▶ **YOUR OBJECTIVE**
In the listing below, locate the lines that hold "ฒนาเศรษฐก" and copy them.

BEGIN

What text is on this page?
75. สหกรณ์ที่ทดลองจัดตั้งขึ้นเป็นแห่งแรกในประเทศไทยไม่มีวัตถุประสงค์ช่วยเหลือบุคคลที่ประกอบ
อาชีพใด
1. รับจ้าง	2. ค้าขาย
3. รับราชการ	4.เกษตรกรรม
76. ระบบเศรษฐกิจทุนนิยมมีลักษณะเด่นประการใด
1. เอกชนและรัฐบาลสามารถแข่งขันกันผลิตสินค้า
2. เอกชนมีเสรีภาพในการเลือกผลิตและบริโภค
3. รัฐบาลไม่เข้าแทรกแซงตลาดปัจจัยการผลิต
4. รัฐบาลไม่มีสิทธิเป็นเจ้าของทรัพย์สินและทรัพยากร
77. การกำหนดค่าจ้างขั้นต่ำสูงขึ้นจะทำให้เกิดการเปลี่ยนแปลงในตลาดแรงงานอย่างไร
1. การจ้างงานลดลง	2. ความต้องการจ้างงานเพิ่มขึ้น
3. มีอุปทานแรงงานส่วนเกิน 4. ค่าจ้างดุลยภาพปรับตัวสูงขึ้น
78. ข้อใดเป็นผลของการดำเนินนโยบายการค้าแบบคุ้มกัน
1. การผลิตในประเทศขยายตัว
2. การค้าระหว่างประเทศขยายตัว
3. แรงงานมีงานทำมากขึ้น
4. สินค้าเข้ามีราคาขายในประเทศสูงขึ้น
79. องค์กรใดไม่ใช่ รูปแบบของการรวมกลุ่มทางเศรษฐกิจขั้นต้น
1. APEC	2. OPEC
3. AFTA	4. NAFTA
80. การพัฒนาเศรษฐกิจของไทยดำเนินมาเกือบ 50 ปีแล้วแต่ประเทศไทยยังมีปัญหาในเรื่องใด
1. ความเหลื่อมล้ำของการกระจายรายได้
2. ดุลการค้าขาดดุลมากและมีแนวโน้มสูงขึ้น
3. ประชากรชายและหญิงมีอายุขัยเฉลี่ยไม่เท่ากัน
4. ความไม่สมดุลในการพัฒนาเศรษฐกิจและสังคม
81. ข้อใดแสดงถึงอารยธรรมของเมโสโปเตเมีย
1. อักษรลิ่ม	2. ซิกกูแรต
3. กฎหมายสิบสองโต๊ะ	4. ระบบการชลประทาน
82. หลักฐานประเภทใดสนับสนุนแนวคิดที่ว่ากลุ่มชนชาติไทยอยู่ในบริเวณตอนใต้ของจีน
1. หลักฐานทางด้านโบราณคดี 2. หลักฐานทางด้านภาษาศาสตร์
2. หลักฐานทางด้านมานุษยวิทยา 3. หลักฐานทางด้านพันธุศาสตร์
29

END

▶ **ANSWER IN FULL**
80. การพัฒนาเศรษฐกิจของไทยดำเนินมาเกือบ 50 ปีแล้วแต่ประเทศไทยยังมีปัญหาในเรื่องใด
4. ความไม่สมดุลในการพัฒนาเศรษฐกิจและสังคม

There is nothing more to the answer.